**Problem description:** From the data that follows, copy every line holding the string "name".

>> BEGIN Dataset records

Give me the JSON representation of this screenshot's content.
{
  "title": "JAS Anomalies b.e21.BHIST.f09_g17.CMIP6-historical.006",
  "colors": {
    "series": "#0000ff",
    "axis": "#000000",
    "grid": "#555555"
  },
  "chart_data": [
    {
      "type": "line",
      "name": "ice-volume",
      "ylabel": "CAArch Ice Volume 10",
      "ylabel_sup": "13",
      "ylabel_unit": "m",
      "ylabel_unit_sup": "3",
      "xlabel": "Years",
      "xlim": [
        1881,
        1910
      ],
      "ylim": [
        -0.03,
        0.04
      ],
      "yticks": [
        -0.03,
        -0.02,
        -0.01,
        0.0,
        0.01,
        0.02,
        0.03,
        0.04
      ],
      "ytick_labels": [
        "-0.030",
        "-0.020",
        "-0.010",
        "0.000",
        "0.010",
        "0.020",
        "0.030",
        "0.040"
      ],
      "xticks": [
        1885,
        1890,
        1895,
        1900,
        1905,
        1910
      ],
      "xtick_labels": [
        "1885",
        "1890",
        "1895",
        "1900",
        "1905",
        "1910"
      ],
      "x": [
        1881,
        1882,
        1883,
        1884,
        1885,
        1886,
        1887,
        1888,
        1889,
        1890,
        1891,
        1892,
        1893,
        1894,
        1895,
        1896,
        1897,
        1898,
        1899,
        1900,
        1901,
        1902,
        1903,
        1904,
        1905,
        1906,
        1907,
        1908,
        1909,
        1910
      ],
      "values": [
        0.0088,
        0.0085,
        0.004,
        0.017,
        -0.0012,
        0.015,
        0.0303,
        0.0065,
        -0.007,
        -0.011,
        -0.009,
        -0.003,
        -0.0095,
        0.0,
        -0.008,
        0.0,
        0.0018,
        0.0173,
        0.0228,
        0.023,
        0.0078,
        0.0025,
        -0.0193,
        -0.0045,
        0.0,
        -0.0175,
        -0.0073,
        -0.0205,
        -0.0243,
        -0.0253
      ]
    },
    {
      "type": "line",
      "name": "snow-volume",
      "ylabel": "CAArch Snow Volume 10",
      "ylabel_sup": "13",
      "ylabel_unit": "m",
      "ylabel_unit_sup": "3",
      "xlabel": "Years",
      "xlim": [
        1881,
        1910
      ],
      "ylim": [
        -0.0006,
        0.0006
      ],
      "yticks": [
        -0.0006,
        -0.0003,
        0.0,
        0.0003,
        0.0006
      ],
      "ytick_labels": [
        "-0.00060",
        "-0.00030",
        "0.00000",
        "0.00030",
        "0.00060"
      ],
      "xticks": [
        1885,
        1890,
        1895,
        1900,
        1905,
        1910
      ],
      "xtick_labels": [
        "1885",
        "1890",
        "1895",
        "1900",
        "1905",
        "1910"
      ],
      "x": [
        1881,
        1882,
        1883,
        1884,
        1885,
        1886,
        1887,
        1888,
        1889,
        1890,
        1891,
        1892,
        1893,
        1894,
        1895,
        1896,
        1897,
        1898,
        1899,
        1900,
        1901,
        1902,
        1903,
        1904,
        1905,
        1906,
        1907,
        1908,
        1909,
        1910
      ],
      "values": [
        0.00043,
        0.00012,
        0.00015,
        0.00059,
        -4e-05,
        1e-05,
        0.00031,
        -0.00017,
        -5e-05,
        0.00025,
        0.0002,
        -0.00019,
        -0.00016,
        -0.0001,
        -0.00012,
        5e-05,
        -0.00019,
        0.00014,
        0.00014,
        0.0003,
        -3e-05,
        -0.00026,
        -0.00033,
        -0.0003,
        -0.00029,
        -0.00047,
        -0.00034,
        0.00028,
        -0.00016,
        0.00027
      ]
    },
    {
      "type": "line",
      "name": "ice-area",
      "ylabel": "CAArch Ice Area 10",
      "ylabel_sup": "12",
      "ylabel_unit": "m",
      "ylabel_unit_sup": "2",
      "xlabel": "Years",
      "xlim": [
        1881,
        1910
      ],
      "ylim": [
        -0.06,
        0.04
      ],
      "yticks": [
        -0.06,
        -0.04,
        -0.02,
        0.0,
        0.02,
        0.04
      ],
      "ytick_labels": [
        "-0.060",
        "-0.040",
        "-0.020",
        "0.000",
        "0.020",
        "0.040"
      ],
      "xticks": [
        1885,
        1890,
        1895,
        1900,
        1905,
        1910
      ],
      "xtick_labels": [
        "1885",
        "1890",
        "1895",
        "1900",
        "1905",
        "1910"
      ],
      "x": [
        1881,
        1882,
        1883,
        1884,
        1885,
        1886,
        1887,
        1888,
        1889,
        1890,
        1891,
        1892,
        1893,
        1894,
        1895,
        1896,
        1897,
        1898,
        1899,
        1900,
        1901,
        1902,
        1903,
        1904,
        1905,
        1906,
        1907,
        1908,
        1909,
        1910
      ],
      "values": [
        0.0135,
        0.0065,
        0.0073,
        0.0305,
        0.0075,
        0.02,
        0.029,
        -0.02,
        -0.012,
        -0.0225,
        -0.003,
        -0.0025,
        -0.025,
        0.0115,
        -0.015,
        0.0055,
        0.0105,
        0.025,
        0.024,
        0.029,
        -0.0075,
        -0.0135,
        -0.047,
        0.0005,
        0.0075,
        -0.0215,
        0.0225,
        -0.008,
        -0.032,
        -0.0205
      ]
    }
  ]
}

>> END Dataset records

**Final result:**
      "name": "ice-volume",
      "name": "snow-volume",
      "name": "ice-area",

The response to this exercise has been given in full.